Written exercise:
Repeat the data verbatim.

── The data ──

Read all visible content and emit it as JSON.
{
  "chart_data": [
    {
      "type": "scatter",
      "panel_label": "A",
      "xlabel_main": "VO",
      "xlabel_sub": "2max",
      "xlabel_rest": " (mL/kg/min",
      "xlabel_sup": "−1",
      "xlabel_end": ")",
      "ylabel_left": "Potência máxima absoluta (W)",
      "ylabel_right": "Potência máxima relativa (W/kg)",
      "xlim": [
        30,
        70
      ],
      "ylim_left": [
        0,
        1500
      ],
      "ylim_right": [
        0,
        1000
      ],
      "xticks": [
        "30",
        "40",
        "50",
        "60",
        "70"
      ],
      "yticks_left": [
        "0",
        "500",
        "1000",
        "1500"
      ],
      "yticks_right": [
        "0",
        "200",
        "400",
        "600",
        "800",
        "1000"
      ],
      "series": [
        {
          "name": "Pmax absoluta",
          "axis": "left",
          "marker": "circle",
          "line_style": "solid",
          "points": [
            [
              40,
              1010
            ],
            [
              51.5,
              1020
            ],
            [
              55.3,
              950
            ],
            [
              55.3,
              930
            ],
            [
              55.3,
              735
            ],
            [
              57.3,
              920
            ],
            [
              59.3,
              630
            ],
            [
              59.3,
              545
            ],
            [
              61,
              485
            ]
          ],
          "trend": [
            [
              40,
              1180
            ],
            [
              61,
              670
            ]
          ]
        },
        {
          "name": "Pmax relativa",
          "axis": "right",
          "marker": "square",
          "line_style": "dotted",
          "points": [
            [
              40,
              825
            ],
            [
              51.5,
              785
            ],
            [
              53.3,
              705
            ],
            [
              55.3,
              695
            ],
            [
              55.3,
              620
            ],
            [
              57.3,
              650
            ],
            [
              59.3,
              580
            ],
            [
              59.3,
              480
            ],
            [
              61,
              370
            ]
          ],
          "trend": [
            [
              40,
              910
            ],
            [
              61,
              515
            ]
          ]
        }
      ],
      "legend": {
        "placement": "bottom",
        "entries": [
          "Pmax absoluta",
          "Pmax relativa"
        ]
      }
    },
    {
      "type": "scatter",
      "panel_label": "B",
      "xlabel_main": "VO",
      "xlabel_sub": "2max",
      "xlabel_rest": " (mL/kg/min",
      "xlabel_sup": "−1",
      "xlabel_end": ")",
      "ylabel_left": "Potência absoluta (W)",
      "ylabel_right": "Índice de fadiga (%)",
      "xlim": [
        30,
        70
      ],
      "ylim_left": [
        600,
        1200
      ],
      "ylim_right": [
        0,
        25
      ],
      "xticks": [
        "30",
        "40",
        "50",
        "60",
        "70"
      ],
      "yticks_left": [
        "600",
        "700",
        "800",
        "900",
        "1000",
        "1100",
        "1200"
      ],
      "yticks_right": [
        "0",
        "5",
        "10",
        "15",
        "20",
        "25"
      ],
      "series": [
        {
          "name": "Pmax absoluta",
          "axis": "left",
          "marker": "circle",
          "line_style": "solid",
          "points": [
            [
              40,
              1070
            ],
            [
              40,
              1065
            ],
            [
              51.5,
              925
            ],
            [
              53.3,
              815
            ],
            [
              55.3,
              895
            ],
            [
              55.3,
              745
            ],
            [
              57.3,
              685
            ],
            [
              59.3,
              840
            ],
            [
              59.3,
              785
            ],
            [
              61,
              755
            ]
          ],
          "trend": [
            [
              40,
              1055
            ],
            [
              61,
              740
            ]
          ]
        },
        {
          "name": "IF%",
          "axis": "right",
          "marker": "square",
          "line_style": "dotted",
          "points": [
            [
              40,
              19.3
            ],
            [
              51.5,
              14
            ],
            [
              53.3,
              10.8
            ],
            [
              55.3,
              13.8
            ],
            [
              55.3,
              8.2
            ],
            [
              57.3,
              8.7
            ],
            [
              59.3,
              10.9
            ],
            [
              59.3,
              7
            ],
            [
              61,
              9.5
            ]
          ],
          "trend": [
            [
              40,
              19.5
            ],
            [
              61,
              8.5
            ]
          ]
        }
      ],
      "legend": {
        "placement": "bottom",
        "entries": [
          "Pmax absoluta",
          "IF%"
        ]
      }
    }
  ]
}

───

Answer to this task:
Read all visible content and emit it as JSON.
{
  "chart_data": [
    {
      "type": "scatter",
      "panel_label": "A",
      "xlabel_main": "VO",
      "xlabel_sub": "2max",
      "xlabel_rest": " (mL/kg/min",
      "xlabel_sup": "−1",
      "xlabel_end": ")",
      "ylabel_left": "Potência máxima absoluta (W)",
      "ylabel_right": "Potência máxima relativa (W/kg)",
      "xlim": [
        30,
        70
      ],
      "ylim_left": [
        0,
        1500
      ],
      "ylim_right": [
        0,
        1000
      ],
      "xticks": [
        "30",
        "40",
        "50",
        "60",
        "70"
      ],
      "yticks_left": [
        "0",
        "500",
        "1000",
        "1500"
      ],
      "yticks_right": [
        "0",
        "200",
        "400",
        "600",
        "800",
        "1000"
      ],
      "series": [
        {
          "name": "Pmax absoluta",
          "axis": "left",
          "marker": "circle",
          "line_style": "solid",
          "points": [
            [
              40,
              1010
            ],
            [
              51.5,
              1020
            ],
            [
              55.3,
              950
            ],
            [
              55.3,
              930
            ],
            [
              55.3,
              735
            ],
            [
              57.3,
              920
            ],
            [
              59.3,
              630
            ],
            [
              59.3,
              545
            ],
            [
              61,
              485
            ]
          ],
          "trend": [
            [
              40,
              1180
            ],
            [
              61,
              670
            ]
          ]
        },
        {
          "name": "Pmax relativa",
          "axis": "right",
          "marker": "square",
          "line_style": "dotted",
          "points": [
            [
              40,
              825
            ],
            [
              51.5,
              785
            ],
            [
              53.3,
              705
            ],
            [
              55.3,
              695
            ],
            [
              55.3,
              620
            ],
            [
              57.3,
              650
            ],
            [
              59.3,
              580
            ],
            [
              59.3,
              480
            ],
            [
              61,
              370
            ]
          ],
          "trend": [
            [
              40,
              910
            ],
            [
              61,
              515
            ]
          ]
        }
      ],
      "legend": {
        "placement": "bottom",
        "entries": [
          "Pmax absoluta",
          "Pmax relativa"
        ]
      }
    },
    {
      "type": "scatter",
      "panel_label": "B",
      "xlabel_main": "VO",
      "xlabel_sub": "2max",
      "xlabel_rest": " (mL/kg/min",
      "xlabel_sup": "−1",
      "xlabel_end": ")",
      "ylabel_left": "Potência absoluta (W)",
      "ylabel_right": "Índice de fadiga (%)",
      "xlim": [
        30,
        70
      ],
      "ylim_left": [
        600,
        1200
      ],
      "ylim_right": [
        0,
        25
      ],
      "xticks": [
        "30",
        "40",
        "50",
        "60",
        "70"
      ],
      "yticks_left": [
        "600",
        "700",
        "800",
        "900",
        "1000",
        "1100",
        "1200"
      ],
      "yticks_right": [
        "0",
        "5",
        "10",
        "15",
        "20",
        "25"
      ],
      "series": [
        {
          "name": "Pmax absoluta",
          "axis": "left",
          "marker": "circle",
          "line_style": "solid",
          "points": [
            [
              40,
              1070
            ],
            [
              40,
              1065
            ],
            [
              51.5,
              925
            ],
            [
              53.3,
              815
            ],
            [
              55.3,
              895
            ],
            [
              55.3,
              745
            ],
            [
              57.3,
              685
            ],
            [
              59.3,
              840
            ],
            [
              59.3,
              785
            ],
            [
              61,
              755
            ]
          ],
          "trend": [
            [
              40,
              1055
            ],
            [
              61,
              740
            ]
          ]
        },
        {
          "name": "IF%",
          "axis": "right",
          "marker": "square",
          "line_style": "dotted",
          "points": [
            [
              40,
              19.3
            ],
            [
              51.5,
              14
            ],
            [
              53.3,
              10.8
            ],
            [
              55.3,
              13.8
            ],
            [
              55.3,
              8.2
            ],
            [
              57.3,
              8.7
            ],
            [
              59.3,
              10.9
            ],
            [
              59.3,
              7
            ],
            [
              61,
              9.5
            ]
          ],
          "trend": [
            [
              40,
              19.5
            ],
            [
              61,
              8.5
            ]
          ]
        }
      ],
      "legend": {
        "placement": "bottom",
        "entries": [
          "Pmax absoluta",
          "IF%"
        ]
      }
    }
  ]
}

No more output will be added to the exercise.